§ **What to do**
Filter for the word "average" and keep each matching line.

(Dataset entries on figures)
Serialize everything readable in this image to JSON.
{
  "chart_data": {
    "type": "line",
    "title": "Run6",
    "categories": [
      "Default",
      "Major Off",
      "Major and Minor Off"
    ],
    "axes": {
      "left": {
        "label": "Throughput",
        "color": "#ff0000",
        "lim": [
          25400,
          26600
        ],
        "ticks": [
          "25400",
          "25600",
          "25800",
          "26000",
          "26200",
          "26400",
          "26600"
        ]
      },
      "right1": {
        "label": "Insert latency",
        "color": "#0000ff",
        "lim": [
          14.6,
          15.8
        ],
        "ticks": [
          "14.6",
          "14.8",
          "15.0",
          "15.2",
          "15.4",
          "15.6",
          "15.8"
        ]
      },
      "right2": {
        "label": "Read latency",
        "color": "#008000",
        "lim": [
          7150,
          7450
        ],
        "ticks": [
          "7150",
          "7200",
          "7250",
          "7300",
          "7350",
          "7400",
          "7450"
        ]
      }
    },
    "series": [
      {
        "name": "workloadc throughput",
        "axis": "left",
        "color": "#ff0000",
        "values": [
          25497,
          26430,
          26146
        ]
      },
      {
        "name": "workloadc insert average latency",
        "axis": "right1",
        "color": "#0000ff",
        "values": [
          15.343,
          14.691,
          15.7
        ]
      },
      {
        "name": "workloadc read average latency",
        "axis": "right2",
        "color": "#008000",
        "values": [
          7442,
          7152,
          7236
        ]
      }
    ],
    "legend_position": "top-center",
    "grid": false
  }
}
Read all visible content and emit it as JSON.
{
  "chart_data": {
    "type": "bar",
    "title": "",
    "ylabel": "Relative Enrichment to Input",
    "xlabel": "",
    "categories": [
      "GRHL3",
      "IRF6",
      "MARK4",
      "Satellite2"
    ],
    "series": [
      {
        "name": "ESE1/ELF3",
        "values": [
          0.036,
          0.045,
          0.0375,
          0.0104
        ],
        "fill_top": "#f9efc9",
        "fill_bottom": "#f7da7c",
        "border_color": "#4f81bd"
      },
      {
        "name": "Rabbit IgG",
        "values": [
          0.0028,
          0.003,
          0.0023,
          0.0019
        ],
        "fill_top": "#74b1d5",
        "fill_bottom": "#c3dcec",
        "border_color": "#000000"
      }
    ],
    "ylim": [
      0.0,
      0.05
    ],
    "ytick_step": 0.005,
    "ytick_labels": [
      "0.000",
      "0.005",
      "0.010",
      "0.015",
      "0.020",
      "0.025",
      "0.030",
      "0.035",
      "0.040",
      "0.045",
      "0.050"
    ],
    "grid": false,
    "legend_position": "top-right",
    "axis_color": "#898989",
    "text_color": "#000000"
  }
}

§ **Reply to the task**
        "name": "workloadc insert average latency",
        "name": "workloadc read average latency",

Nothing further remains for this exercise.